• [What is needed] Go through the data below and copy it exactly, skipping every picture.

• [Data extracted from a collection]
--

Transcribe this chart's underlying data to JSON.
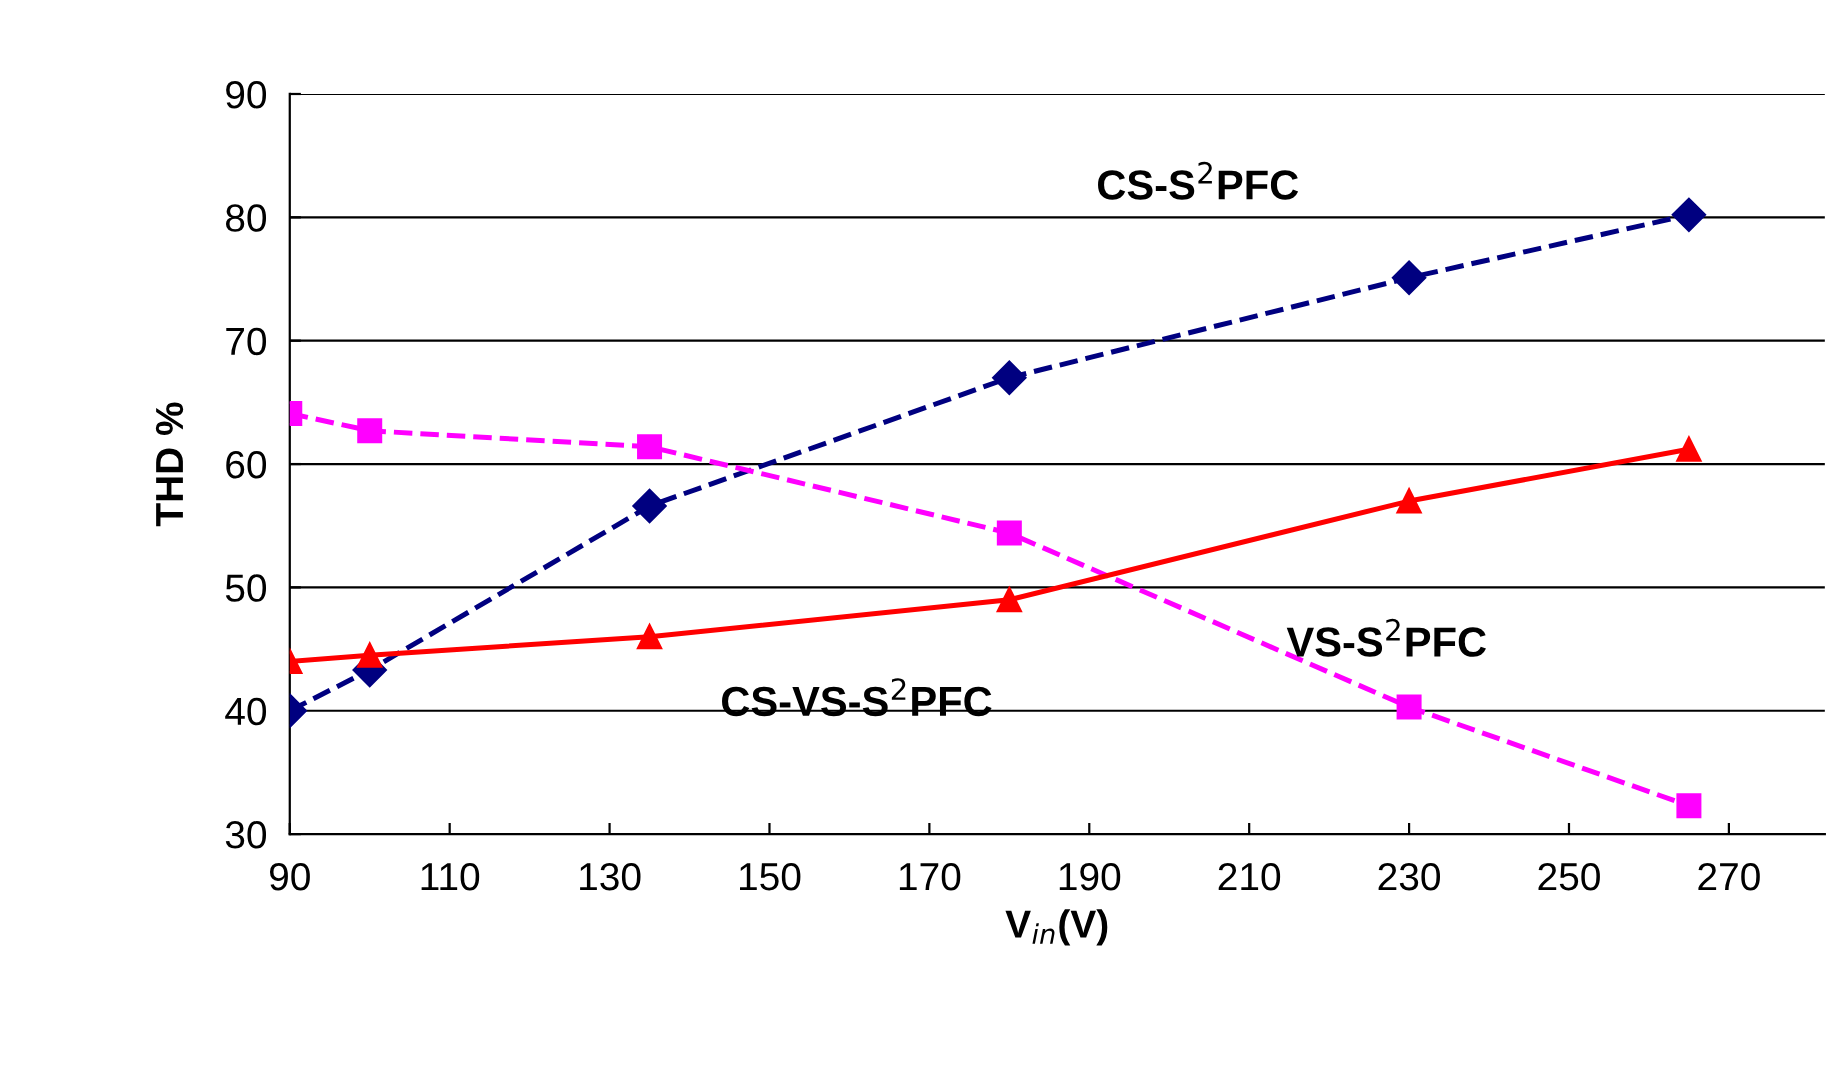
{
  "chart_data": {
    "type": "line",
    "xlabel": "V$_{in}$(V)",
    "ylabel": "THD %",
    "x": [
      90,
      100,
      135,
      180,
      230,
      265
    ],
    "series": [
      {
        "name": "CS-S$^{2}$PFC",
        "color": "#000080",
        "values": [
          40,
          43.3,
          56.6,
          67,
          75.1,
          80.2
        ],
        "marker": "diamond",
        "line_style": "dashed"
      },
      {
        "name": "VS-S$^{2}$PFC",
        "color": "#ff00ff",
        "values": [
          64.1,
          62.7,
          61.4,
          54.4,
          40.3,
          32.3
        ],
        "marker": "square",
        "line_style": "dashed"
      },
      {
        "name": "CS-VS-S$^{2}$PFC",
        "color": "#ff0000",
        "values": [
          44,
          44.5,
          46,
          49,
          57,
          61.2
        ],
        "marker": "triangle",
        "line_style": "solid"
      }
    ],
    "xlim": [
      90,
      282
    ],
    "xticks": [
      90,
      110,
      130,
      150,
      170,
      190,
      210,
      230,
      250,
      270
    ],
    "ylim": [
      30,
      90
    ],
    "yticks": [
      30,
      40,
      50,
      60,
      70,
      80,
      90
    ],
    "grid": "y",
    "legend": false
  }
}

--

• [Task answer]
Transcribe this chart's underlying data to JSON.
{
  "chart_data": {
    "type": "line",
    "xlabel": "V$_{in}$(V)",
    "ylabel": "THD %",
    "x": [
      90,
      100,
      135,
      180,
      230,
      265
    ],
    "series": [
      {
        "name": "CS-S$^{2}$PFC",
        "color": "#000080",
        "values": [
          40,
          43.3,
          56.6,
          67,
          75.1,
          80.2
        ],
        "marker": "diamond",
        "line_style": "dashed"
      },
      {
        "name": "VS-S$^{2}$PFC",
        "color": "#ff00ff",
        "values": [
          64.1,
          62.7,
          61.4,
          54.4,
          40.3,
          32.3
        ],
        "marker": "square",
        "line_style": "dashed"
      },
      {
        "name": "CS-VS-S$^{2}$PFC",
        "color": "#ff0000",
        "values": [
          44,
          44.5,
          46,
          49,
          57,
          61.2
        ],
        "marker": "triangle",
        "line_style": "solid"
      }
    ],
    "xlim": [
      90,
      282
    ],
    "xticks": [
      90,
      110,
      130,
      150,
      170,
      190,
      210,
      230,
      250,
      270
    ],
    "ylim": [
      30,
      90
    ],
    "yticks": [
      30,
      40,
      50,
      60,
      70,
      80,
      90
    ],
    "grid": "y",
    "legend": false
  }
}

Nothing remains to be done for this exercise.